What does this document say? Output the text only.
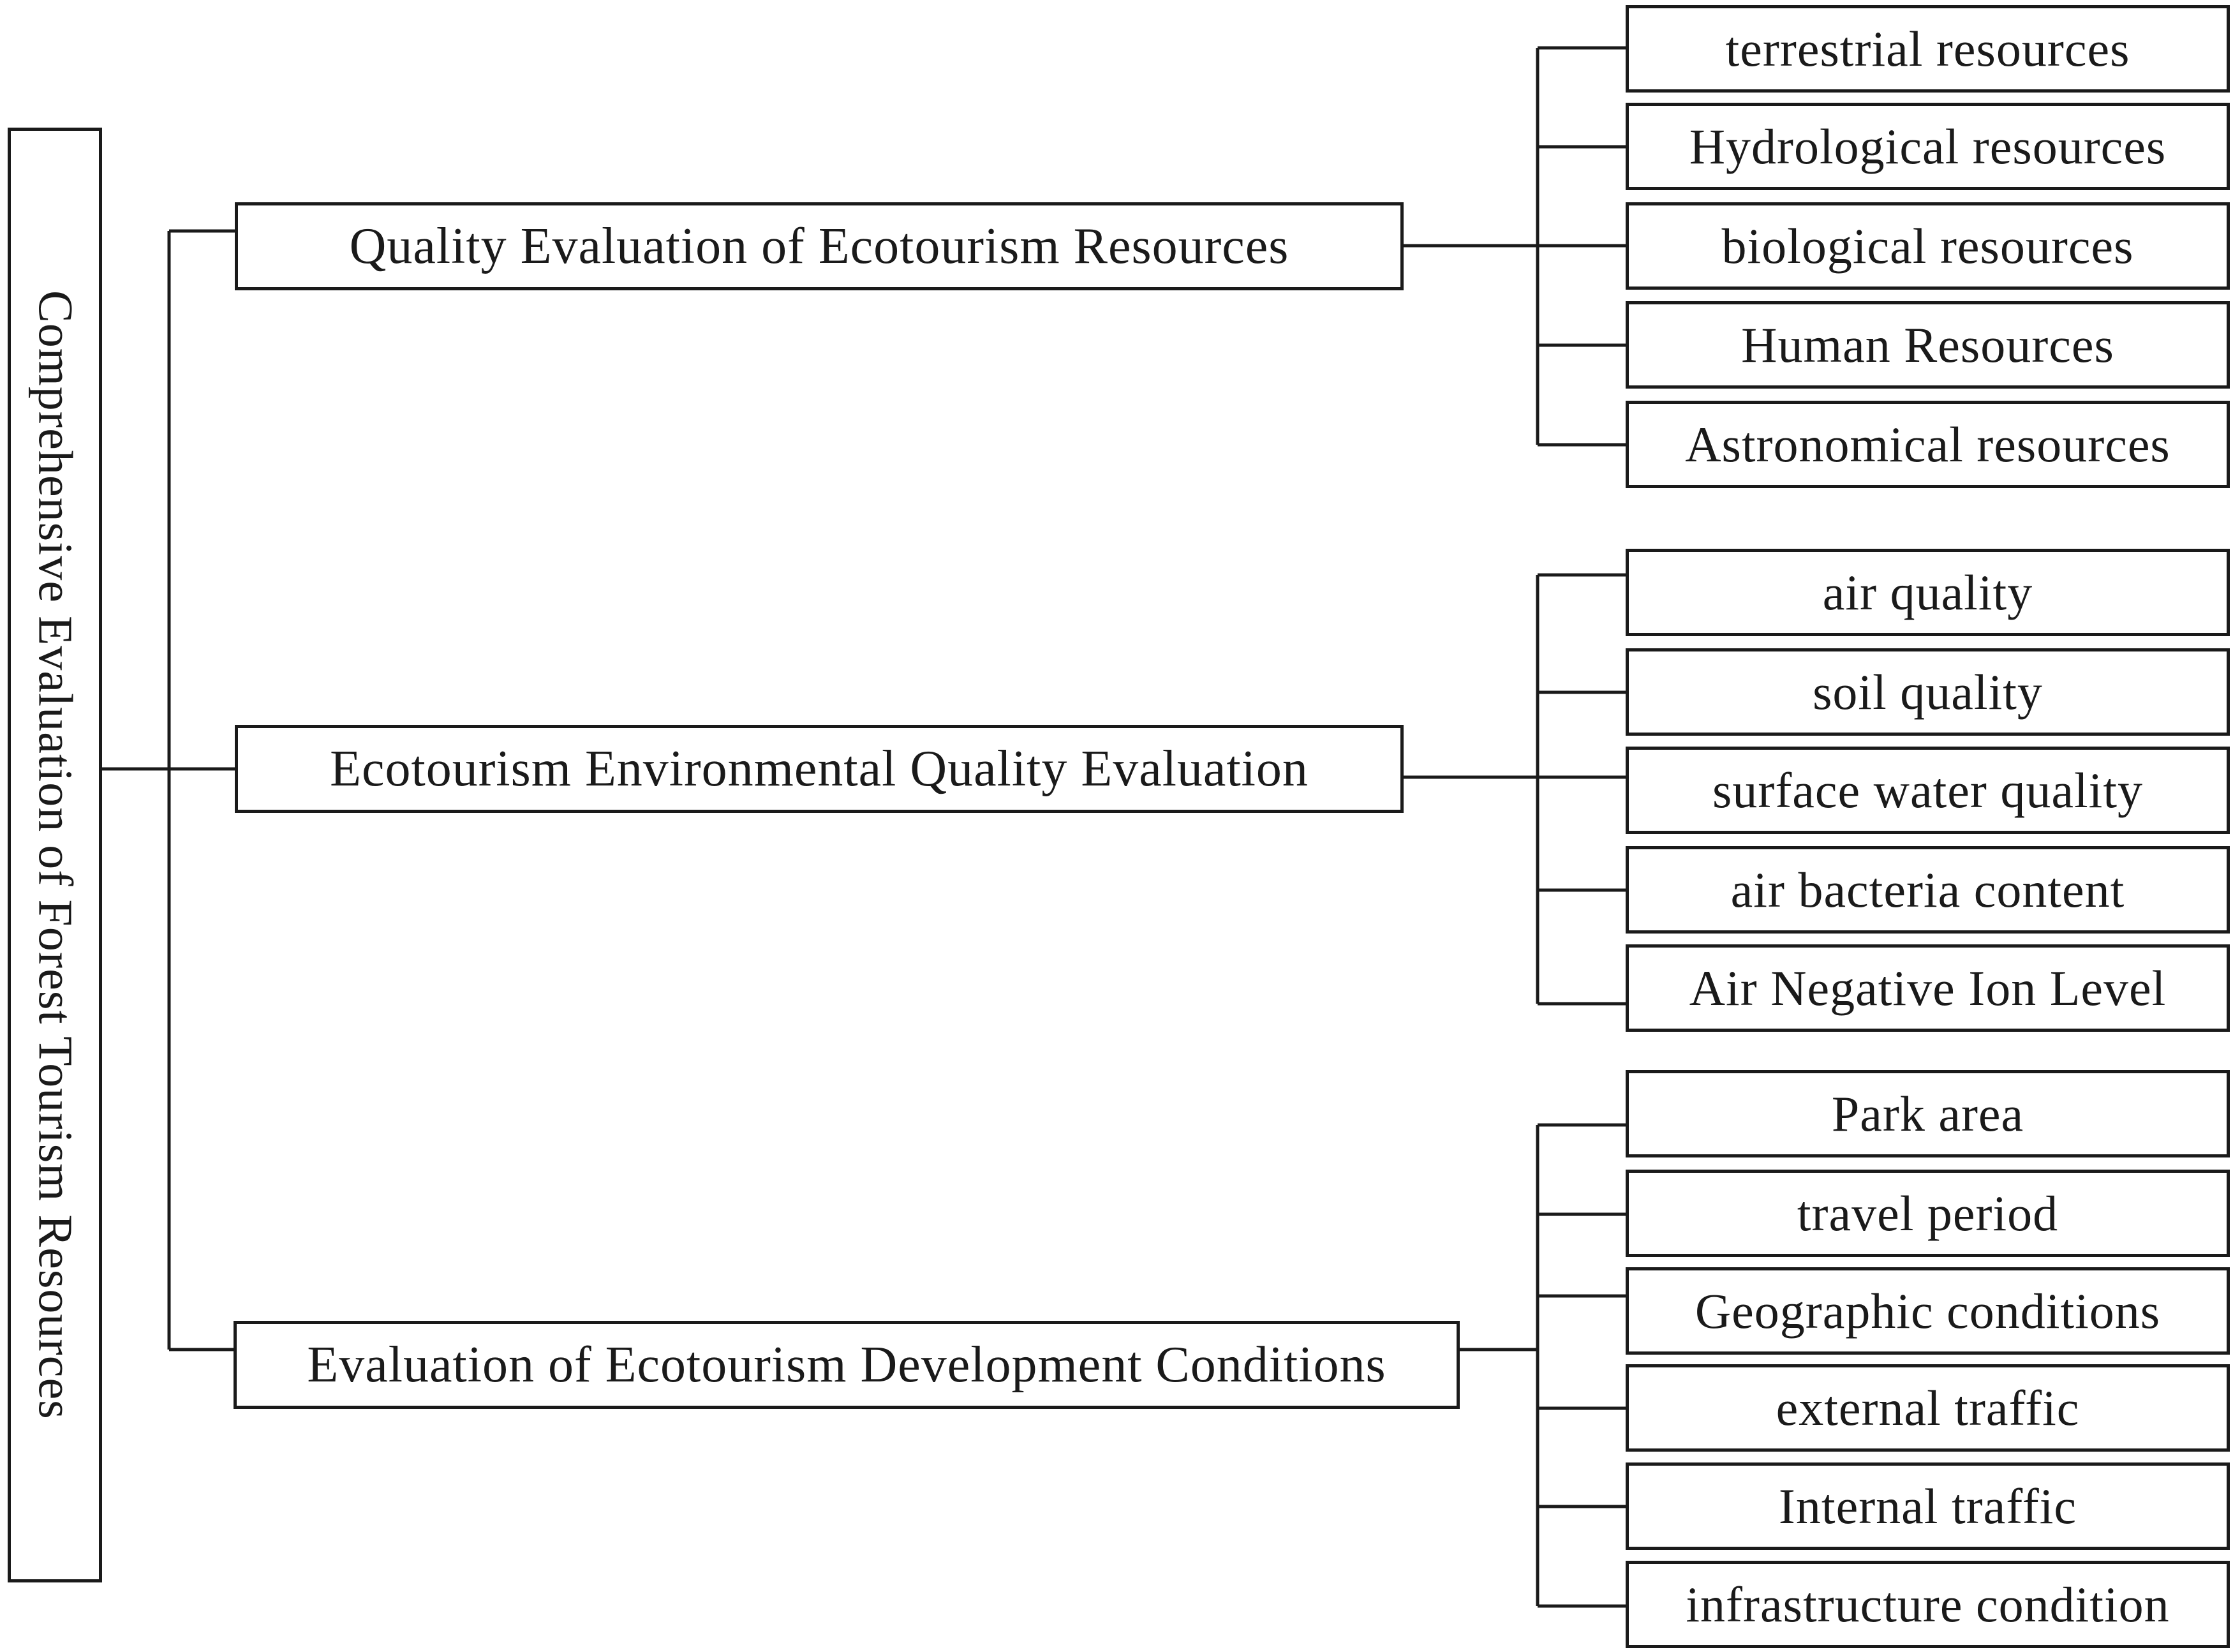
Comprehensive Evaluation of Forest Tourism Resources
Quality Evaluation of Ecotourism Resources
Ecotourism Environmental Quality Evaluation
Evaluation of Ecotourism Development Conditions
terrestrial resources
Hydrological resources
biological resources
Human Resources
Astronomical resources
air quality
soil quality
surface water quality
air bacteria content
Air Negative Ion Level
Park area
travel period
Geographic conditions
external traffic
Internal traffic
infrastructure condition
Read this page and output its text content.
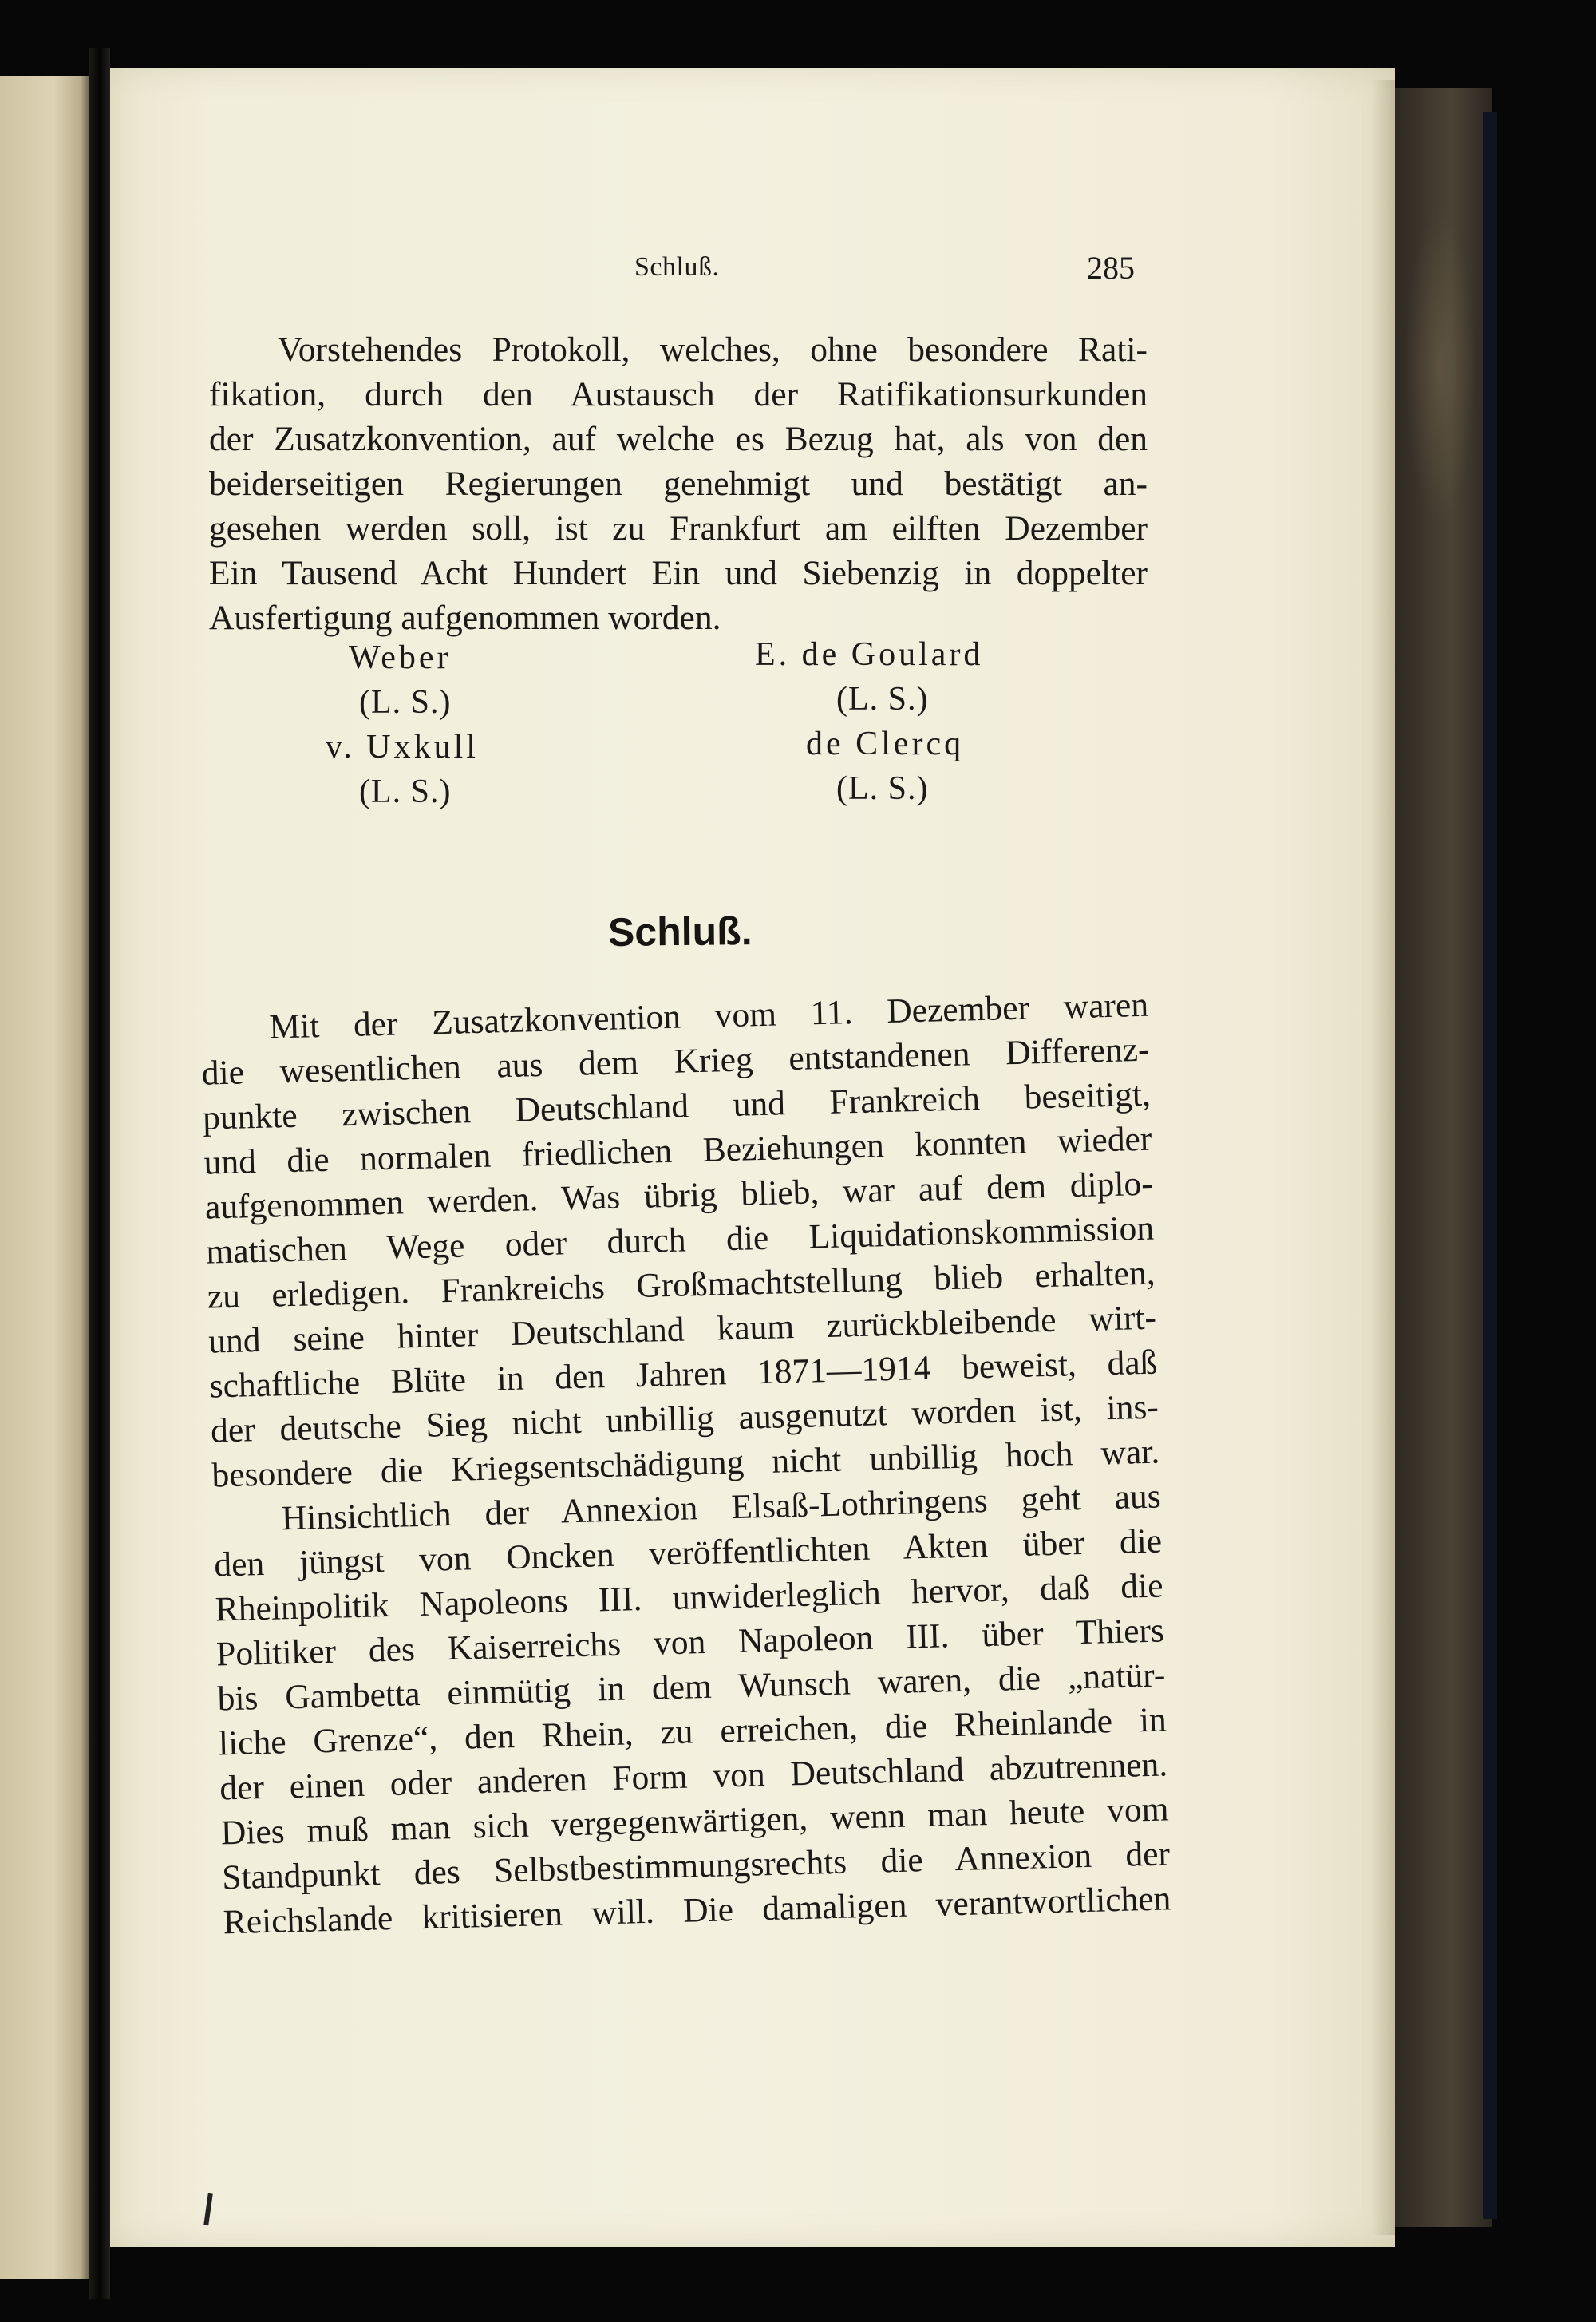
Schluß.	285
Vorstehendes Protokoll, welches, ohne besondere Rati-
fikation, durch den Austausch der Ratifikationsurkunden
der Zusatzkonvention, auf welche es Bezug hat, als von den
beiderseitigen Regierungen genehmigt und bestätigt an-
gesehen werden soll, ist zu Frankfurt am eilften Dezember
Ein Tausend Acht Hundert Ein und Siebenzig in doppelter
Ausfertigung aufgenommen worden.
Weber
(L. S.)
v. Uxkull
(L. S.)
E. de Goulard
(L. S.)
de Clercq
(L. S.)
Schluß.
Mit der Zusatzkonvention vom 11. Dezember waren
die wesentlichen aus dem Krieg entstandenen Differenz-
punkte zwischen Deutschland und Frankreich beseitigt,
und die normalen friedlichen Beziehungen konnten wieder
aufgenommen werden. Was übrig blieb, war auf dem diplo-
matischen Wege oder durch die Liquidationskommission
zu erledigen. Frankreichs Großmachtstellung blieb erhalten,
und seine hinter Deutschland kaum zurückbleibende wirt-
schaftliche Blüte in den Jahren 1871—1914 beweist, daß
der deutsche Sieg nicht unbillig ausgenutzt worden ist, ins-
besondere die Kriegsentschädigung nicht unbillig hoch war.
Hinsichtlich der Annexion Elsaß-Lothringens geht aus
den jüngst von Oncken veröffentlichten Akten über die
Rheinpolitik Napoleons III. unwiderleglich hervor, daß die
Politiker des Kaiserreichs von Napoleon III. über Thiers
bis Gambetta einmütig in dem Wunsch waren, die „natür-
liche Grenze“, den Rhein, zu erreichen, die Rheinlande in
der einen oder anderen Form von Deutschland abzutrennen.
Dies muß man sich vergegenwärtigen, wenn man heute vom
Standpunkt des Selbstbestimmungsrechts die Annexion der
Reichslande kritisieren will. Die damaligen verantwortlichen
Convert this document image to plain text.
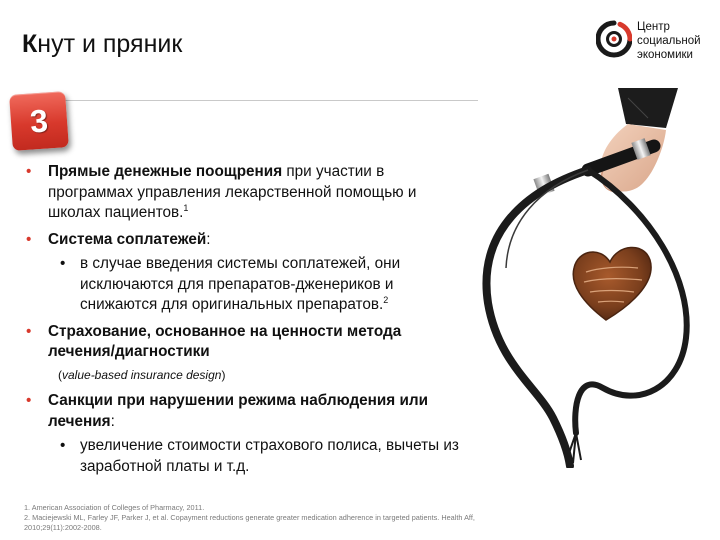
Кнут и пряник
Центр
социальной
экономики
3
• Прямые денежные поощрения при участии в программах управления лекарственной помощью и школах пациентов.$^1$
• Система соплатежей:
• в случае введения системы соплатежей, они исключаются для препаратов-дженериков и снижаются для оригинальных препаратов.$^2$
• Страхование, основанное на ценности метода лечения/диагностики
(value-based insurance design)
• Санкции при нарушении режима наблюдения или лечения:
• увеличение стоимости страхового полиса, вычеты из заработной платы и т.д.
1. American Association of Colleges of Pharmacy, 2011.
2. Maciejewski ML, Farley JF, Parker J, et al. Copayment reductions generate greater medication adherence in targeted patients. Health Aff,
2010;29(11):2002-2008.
##############################
_Work request_
Among the records above, determine how many lines contain "соплатежей", then report the number only.

_Worked solution_
2